Data records:
•••••

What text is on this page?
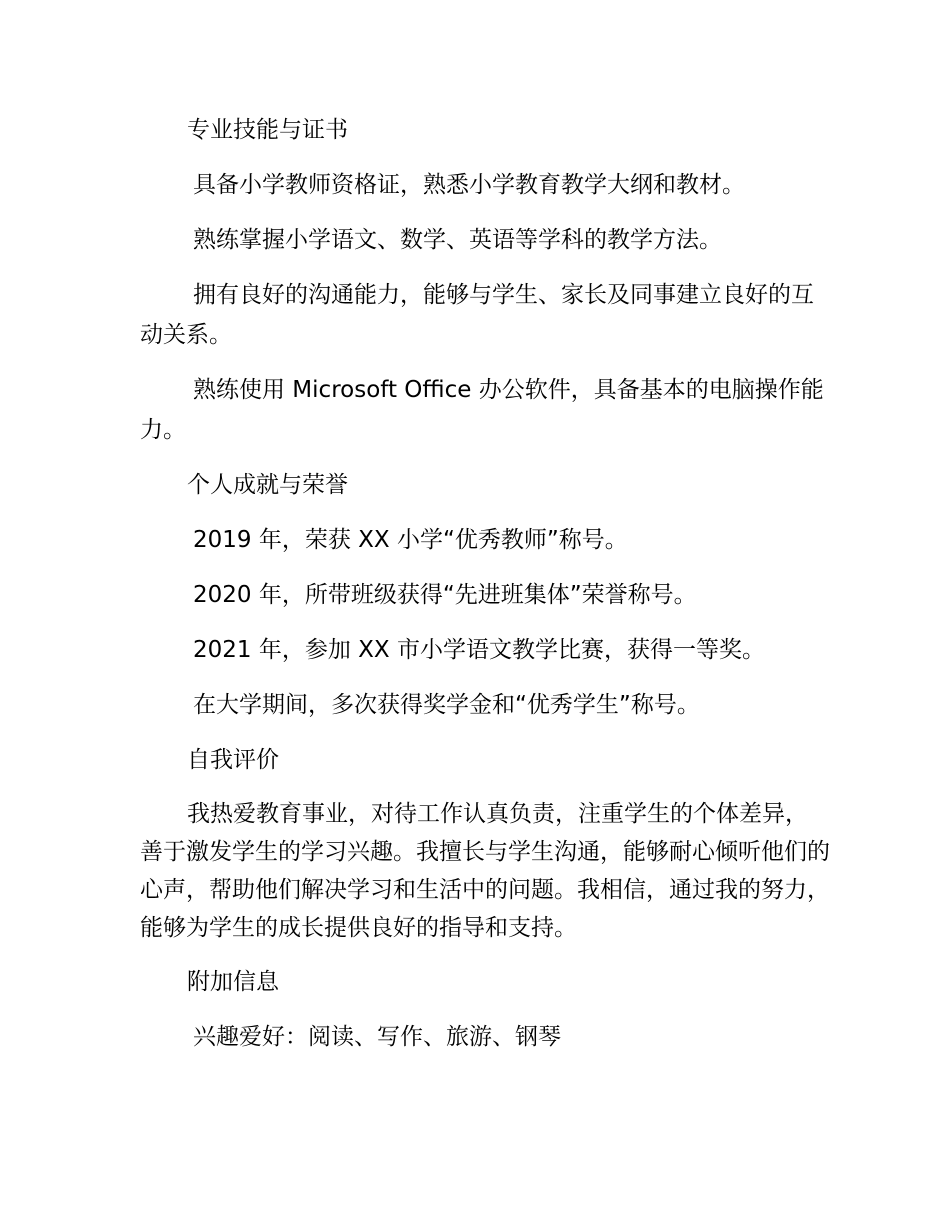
专业技能与证书
具备小学教师资格证，熟悉小学教育教学大纲和教材。
熟练掌握小学语文、数学、英语等学科的教学方法。
拥有良好的沟通能力，能够与学生、家长及同事建立良好的互动关系。
熟练使用 Microsoft Office 办公软件，具备基本的电脑操作能力。
个人成就与荣誉
2019 年，荣获 XX 小学“优秀教师”称号。
2020 年，所带班级获得“先进班集体”荣誉称号。
2021 年，参加 XX 市小学语文教学比赛，获得一等奖。
在大学期间，多次获得奖学金和“优秀学生”称号。
自我评价
我热爱教育事业，对待工作认真负责，注重学生的个体差异，善于激发学生的学习兴趣。我擅长与学生沟通，能够耐心倾听他们的心声，帮助他们解决学习和生活中的问题。我相信，通过我的努力，能够为学生的成长提供良好的指导和支持。
附加信息
兴趣爱好：阅读、写作、旅游、钢琴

•••••

Task objective. Repeat the listing in full and exactly. Do not include any images.

Solution to the exercise.
What text is on this page?
专业技能与证书
具备小学教师资格证，熟悉小学教育教学大纲和教材。
熟练掌握小学语文、数学、英语等学科的教学方法。
拥有良好的沟通能力，能够与学生、家长及同事建立良好的互动关系。
熟练使用 Microsoft Office 办公软件，具备基本的电脑操作能力。
个人成就与荣誉
2019 年，荣获 XX 小学“优秀教师”称号。
2020 年，所带班级获得“先进班集体”荣誉称号。
2021 年，参加 XX 市小学语文教学比赛，获得一等奖。
在大学期间，多次获得奖学金和“优秀学生”称号。
自我评价
我热爱教育事业，对待工作认真负责，注重学生的个体差异，善于激发学生的学习兴趣。我擅长与学生沟通，能够耐心倾听他们的心声，帮助他们解决学习和生活中的问题。我相信，通过我的努力，能够为学生的成长提供良好的指导和支持。
附加信息
兴趣爱好：阅读、写作、旅游、钢琴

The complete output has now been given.